Data listing:
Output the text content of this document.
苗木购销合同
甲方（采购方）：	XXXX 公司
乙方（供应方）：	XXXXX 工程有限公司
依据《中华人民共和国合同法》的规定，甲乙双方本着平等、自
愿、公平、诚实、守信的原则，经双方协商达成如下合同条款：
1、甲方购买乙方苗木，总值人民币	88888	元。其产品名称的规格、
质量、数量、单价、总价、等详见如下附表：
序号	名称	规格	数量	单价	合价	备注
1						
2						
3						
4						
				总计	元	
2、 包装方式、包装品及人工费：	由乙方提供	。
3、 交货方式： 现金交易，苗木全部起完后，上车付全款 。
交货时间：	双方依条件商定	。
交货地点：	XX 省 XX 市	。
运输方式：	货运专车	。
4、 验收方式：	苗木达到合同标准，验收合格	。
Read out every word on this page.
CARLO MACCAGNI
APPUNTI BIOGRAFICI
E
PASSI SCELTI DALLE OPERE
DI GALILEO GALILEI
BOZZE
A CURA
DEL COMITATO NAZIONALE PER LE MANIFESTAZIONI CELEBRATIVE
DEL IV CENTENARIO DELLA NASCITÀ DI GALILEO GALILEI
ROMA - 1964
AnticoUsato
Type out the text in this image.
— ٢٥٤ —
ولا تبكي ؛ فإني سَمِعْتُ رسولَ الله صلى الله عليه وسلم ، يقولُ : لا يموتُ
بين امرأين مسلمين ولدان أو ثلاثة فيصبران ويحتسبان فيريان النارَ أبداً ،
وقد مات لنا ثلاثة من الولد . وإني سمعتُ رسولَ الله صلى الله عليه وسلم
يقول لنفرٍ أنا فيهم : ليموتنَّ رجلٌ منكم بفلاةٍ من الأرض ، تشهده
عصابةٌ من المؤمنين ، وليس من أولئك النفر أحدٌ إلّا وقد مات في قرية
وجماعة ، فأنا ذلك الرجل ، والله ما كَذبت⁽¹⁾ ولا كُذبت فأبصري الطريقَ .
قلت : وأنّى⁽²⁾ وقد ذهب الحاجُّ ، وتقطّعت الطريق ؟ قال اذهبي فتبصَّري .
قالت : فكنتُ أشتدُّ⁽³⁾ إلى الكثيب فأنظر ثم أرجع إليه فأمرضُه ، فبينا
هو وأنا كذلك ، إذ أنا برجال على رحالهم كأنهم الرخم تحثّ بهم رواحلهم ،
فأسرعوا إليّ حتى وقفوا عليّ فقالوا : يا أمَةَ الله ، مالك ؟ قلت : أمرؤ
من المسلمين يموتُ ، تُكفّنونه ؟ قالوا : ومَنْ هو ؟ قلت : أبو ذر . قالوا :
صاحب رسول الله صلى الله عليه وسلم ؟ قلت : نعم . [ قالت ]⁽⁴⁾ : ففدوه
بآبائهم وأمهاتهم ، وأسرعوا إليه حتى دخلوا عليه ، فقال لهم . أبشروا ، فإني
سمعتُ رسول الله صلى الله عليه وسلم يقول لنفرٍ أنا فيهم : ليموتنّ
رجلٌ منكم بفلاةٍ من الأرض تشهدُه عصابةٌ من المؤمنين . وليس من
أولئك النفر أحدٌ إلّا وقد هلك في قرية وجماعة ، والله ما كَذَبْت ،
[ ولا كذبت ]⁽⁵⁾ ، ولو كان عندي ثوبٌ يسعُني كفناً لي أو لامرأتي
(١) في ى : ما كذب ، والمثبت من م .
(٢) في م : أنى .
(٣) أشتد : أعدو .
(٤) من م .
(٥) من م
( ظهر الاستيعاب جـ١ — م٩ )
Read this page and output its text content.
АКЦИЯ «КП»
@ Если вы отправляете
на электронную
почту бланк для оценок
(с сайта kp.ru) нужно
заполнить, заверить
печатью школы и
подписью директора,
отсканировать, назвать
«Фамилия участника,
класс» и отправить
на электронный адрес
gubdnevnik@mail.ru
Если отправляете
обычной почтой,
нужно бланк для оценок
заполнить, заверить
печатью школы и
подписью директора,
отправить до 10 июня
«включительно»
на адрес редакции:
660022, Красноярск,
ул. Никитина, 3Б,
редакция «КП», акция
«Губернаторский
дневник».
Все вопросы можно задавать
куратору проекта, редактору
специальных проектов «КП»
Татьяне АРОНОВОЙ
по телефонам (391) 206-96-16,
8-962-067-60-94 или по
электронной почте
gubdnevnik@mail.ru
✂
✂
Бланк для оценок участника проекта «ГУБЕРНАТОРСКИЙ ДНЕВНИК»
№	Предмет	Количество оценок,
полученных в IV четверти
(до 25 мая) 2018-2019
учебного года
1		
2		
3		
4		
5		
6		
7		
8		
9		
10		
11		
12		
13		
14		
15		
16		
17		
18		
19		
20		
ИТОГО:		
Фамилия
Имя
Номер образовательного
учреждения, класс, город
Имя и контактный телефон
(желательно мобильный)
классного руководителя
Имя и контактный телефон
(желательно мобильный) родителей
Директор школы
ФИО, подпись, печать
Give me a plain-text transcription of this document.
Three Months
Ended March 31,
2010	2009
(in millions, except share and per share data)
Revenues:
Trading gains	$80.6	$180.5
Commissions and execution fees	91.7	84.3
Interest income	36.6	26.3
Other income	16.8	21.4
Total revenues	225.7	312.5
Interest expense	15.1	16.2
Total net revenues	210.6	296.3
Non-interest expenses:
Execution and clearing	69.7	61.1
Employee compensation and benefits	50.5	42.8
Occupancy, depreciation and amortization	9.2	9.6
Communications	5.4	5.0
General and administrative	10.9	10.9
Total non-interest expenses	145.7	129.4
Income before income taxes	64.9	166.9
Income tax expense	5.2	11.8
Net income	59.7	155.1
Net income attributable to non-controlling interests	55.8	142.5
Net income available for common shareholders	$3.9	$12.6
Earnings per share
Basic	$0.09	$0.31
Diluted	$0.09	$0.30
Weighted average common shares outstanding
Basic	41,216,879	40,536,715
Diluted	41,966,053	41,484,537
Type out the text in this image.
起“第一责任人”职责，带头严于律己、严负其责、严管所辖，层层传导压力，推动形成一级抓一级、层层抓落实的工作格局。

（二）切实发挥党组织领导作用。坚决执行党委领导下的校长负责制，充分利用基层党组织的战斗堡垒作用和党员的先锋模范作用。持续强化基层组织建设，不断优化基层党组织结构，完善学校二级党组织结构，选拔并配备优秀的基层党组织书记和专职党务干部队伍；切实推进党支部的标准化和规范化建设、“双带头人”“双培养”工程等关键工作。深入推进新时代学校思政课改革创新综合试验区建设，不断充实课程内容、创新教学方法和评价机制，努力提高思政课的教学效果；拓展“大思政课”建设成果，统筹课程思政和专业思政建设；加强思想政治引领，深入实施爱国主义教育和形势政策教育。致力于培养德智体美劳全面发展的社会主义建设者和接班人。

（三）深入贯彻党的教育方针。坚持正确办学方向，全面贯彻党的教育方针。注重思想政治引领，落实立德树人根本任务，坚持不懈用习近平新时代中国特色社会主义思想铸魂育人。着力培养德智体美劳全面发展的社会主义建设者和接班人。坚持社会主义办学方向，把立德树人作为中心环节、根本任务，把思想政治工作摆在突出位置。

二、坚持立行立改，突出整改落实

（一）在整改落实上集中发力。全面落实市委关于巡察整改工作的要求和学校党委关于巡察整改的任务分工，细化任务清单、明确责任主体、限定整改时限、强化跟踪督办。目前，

> **Brief**:
Extract every line that has the string "ثلاثة" in it.

> **Result of the exercise**:
بين امرأين مسلمين ولدان أو ثلاثة فيصبران ويحتسبان فيريان النارَ أبداً ،
وقد مات لنا ثلاثة من الولد . وإني سمعتُ رسولَ الله صلى الله عليه وسلم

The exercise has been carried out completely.